Stated task — Here are some entries; quote each one exactly.

[Items listed in a dataset]
-- BEGIN --

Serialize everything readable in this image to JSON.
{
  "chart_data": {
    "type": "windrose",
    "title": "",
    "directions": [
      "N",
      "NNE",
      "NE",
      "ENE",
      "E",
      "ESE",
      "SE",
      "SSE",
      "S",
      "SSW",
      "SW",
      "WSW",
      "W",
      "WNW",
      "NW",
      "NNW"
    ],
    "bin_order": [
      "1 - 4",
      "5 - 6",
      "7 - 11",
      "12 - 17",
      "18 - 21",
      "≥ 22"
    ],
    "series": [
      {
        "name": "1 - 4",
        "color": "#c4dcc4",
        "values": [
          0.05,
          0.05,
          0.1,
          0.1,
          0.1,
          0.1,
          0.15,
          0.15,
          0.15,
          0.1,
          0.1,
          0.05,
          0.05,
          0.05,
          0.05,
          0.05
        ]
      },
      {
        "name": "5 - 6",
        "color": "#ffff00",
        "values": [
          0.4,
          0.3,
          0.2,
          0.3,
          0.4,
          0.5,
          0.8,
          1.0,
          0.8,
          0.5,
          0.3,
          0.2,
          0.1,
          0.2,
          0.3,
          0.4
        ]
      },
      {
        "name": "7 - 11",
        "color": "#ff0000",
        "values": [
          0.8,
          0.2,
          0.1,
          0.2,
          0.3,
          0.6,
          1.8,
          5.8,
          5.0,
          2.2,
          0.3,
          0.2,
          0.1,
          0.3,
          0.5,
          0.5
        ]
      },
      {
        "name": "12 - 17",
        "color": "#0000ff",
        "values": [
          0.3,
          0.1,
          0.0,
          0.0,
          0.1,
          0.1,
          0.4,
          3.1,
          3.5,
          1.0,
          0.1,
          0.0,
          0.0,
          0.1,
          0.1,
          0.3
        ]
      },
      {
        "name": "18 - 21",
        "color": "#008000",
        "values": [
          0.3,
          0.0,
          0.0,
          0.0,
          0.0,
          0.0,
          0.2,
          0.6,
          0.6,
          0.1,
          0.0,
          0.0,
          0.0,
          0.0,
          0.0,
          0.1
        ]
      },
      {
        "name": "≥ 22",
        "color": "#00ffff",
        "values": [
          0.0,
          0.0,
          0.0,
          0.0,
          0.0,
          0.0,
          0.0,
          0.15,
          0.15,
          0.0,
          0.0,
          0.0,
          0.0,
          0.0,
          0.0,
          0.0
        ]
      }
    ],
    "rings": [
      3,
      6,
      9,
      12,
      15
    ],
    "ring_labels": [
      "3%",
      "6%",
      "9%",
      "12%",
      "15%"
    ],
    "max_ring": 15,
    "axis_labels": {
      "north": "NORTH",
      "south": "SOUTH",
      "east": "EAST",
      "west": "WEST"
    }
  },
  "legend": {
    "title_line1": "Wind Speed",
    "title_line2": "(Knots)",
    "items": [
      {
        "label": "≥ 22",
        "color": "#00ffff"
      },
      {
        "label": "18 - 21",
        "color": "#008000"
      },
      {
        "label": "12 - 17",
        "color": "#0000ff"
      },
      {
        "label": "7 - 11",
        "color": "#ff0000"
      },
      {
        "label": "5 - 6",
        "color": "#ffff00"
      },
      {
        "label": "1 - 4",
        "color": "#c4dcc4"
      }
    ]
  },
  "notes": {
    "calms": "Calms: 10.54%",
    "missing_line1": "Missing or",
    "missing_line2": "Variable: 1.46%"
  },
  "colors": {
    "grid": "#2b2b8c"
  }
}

-- END --

Reply —
Serialize everything readable in this image to JSON.
{
  "chart_data": {
    "type": "windrose",
    "title": "",
    "directions": [
      "N",
      "NNE",
      "NE",
      "ENE",
      "E",
      "ESE",
      "SE",
      "SSE",
      "S",
      "SSW",
      "SW",
      "WSW",
      "W",
      "WNW",
      "NW",
      "NNW"
    ],
    "bin_order": [
      "1 - 4",
      "5 - 6",
      "7 - 11",
      "12 - 17",
      "18 - 21",
      "≥ 22"
    ],
    "series": [
      {
        "name": "1 - 4",
        "color": "#c4dcc4",
        "values": [
          0.05,
          0.05,
          0.1,
          0.1,
          0.1,
          0.1,
          0.15,
          0.15,
          0.15,
          0.1,
          0.1,
          0.05,
          0.05,
          0.05,
          0.05,
          0.05
        ]
      },
      {
        "name": "5 - 6",
        "color": "#ffff00",
        "values": [
          0.4,
          0.3,
          0.2,
          0.3,
          0.4,
          0.5,
          0.8,
          1.0,
          0.8,
          0.5,
          0.3,
          0.2,
          0.1,
          0.2,
          0.3,
          0.4
        ]
      },
      {
        "name": "7 - 11",
        "color": "#ff0000",
        "values": [
          0.8,
          0.2,
          0.1,
          0.2,
          0.3,
          0.6,
          1.8,
          5.8,
          5.0,
          2.2,
          0.3,
          0.2,
          0.1,
          0.3,
          0.5,
          0.5
        ]
      },
      {
        "name": "12 - 17",
        "color": "#0000ff",
        "values": [
          0.3,
          0.1,
          0.0,
          0.0,
          0.1,
          0.1,
          0.4,
          3.1,
          3.5,
          1.0,
          0.1,
          0.0,
          0.0,
          0.1,
          0.1,
          0.3
        ]
      },
      {
        "name": "18 - 21",
        "color": "#008000",
        "values": [
          0.3,
          0.0,
          0.0,
          0.0,
          0.0,
          0.0,
          0.2,
          0.6,
          0.6,
          0.1,
          0.0,
          0.0,
          0.0,
          0.0,
          0.0,
          0.1
        ]
      },
      {
        "name": "≥ 22",
        "color": "#00ffff",
        "values": [
          0.0,
          0.0,
          0.0,
          0.0,
          0.0,
          0.0,
          0.0,
          0.15,
          0.15,
          0.0,
          0.0,
          0.0,
          0.0,
          0.0,
          0.0,
          0.0
        ]
      }
    ],
    "rings": [
      3,
      6,
      9,
      12,
      15
    ],
    "ring_labels": [
      "3%",
      "6%",
      "9%",
      "12%",
      "15%"
    ],
    "max_ring": 15,
    "axis_labels": {
      "north": "NORTH",
      "south": "SOUTH",
      "east": "EAST",
      "west": "WEST"
    }
  },
  "legend": {
    "title_line1": "Wind Speed",
    "title_line2": "(Knots)",
    "items": [
      {
        "label": "≥ 22",
        "color": "#00ffff"
      },
      {
        "label": "18 - 21",
        "color": "#008000"
      },
      {
        "label": "12 - 17",
        "color": "#0000ff"
      },
      {
        "label": "7 - 11",
        "color": "#ff0000"
      },
      {
        "label": "5 - 6",
        "color": "#ffff00"
      },
      {
        "label": "1 - 4",
        "color": "#c4dcc4"
      }
    ]
  },
  "notes": {
    "calms": "Calms: 10.54%",
    "missing_line1": "Missing or",
    "missing_line2": "Variable: 1.46%"
  },
  "colors": {
    "grid": "#2b2b8c"
  }
}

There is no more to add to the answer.